**What the task asks**
Return all lines from the listing below in which the string "subtitle" occurs.

**Records provided**
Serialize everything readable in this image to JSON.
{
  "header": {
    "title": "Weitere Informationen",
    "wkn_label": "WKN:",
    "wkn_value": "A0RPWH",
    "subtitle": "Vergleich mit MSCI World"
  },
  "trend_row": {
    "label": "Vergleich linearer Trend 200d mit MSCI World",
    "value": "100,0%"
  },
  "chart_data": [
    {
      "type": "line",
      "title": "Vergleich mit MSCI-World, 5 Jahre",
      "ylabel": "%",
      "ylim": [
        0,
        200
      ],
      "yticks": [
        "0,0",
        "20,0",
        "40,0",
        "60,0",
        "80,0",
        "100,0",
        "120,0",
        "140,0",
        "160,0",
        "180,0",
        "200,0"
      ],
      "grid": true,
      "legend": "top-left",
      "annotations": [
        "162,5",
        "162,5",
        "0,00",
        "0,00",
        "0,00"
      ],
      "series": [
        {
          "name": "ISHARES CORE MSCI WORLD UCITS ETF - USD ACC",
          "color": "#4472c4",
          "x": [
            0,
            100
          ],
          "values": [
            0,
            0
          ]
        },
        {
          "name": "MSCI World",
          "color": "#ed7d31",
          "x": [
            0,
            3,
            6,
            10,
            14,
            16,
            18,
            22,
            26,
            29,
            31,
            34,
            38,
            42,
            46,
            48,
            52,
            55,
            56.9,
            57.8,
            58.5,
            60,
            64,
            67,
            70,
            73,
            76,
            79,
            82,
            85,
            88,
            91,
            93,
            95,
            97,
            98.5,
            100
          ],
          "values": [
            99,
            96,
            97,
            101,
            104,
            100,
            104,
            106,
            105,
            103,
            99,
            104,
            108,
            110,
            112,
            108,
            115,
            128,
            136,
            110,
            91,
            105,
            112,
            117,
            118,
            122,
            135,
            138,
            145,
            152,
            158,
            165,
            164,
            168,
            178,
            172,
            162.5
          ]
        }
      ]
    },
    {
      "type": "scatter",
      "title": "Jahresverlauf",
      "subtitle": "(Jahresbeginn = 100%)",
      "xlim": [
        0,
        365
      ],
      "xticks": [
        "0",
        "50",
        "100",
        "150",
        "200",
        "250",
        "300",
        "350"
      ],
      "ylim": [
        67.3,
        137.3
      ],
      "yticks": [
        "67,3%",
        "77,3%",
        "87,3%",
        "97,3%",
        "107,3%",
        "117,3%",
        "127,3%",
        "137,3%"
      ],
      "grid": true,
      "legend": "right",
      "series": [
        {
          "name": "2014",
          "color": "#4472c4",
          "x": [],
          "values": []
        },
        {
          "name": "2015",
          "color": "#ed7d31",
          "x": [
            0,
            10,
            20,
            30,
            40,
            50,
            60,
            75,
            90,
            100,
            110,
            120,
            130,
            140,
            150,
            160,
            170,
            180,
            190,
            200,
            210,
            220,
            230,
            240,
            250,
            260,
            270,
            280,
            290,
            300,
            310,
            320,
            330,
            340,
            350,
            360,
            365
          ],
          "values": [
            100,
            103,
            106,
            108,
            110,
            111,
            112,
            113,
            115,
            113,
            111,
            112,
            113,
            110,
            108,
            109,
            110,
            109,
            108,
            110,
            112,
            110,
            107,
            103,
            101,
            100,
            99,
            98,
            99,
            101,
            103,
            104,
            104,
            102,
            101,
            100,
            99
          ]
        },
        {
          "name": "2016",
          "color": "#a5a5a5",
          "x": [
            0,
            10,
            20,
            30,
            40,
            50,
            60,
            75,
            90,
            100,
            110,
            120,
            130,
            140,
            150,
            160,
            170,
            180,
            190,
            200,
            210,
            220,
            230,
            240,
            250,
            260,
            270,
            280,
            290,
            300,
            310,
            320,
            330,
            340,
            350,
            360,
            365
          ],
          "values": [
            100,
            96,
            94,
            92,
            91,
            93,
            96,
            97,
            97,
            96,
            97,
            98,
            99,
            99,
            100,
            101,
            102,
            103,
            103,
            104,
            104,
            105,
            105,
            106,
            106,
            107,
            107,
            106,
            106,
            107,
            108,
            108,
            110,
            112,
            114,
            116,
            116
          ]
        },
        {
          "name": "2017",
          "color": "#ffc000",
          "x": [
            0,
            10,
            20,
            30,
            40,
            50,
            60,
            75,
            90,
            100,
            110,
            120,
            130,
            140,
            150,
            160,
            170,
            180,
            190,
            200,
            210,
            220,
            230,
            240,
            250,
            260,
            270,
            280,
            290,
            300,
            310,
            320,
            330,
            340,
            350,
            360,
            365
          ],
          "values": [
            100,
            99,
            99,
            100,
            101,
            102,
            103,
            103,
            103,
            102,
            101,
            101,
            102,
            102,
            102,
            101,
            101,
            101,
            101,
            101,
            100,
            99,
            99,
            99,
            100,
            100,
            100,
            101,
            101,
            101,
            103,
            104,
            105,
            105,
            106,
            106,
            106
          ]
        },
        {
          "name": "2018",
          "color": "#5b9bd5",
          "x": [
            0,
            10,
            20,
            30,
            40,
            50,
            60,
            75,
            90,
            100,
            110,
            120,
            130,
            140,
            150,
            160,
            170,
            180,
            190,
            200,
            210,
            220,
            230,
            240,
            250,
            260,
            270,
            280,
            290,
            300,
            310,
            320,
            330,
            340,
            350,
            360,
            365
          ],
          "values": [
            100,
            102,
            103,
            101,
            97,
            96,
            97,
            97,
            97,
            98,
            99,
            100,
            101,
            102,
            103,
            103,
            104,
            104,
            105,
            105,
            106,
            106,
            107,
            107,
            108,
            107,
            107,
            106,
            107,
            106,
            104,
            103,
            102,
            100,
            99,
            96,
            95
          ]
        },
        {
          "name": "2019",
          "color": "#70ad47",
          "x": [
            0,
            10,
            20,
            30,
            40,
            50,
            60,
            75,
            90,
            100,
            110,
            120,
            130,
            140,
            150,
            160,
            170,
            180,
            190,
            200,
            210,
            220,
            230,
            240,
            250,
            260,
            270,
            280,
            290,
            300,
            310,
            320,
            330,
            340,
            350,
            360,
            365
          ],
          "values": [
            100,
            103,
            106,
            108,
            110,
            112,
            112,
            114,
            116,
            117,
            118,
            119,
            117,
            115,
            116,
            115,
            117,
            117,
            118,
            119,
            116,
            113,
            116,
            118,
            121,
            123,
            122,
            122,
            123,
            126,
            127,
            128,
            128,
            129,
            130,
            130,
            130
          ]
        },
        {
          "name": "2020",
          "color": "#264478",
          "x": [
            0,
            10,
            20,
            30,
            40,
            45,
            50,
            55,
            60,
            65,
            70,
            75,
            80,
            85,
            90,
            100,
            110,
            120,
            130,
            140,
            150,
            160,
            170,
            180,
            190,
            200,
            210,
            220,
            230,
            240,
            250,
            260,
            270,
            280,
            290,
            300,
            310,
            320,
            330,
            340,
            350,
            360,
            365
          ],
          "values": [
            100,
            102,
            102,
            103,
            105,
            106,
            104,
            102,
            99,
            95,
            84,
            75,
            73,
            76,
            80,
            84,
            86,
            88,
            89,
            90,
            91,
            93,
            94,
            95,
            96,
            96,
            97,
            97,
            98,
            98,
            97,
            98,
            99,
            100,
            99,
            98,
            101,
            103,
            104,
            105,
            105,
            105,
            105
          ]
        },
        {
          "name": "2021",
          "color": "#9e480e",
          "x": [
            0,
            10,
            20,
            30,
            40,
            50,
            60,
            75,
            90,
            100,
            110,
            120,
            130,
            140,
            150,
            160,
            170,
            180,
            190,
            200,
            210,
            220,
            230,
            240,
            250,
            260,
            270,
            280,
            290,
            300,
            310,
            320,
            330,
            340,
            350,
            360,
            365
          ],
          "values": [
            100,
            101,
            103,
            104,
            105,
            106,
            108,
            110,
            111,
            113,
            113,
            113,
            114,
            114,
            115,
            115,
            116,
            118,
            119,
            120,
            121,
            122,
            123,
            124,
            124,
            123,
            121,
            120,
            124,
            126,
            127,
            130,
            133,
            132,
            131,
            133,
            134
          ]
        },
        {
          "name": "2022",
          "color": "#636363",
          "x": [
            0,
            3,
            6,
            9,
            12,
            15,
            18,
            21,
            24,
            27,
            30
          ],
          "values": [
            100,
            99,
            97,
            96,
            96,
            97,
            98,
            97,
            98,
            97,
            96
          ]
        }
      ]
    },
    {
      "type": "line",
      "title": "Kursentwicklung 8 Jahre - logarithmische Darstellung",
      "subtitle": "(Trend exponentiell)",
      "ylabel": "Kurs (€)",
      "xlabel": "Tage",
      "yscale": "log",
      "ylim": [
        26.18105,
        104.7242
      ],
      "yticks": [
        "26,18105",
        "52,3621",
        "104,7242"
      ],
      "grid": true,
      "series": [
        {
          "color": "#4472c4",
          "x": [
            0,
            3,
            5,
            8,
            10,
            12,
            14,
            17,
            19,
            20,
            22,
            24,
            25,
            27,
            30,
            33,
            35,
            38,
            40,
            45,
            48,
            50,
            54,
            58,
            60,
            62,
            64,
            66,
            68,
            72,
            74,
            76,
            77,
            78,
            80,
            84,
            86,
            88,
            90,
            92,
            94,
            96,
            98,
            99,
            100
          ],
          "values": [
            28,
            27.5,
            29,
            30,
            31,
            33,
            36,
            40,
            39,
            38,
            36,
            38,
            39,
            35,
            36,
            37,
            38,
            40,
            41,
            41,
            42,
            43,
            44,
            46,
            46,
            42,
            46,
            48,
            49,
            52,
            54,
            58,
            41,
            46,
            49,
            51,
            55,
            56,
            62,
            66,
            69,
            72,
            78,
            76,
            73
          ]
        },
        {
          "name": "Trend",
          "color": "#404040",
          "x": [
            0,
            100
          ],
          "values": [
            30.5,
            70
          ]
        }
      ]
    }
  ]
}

* * *

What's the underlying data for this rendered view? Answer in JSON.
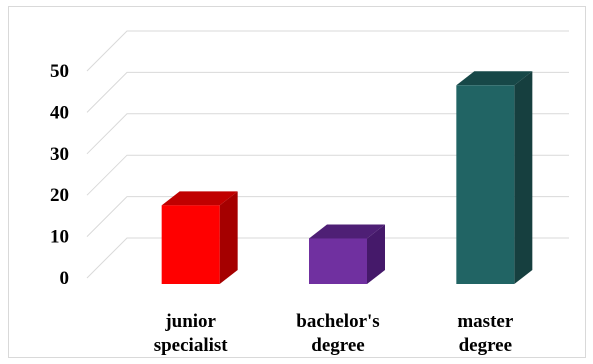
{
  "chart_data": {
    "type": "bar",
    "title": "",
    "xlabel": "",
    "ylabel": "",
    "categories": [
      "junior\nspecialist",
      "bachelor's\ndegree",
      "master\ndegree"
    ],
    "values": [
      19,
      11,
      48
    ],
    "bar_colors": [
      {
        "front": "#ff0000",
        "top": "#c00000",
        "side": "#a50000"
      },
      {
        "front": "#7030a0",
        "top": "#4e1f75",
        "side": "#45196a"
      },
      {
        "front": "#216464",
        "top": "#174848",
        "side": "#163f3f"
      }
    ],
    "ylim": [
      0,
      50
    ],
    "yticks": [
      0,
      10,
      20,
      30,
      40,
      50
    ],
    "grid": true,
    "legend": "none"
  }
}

**Solution for this problem**
    "subtitle": "Vergleich mit MSCI World"
      "subtitle": "(Jahresbeginn = 100%)",
      "subtitle": "(Trend exponentiell)",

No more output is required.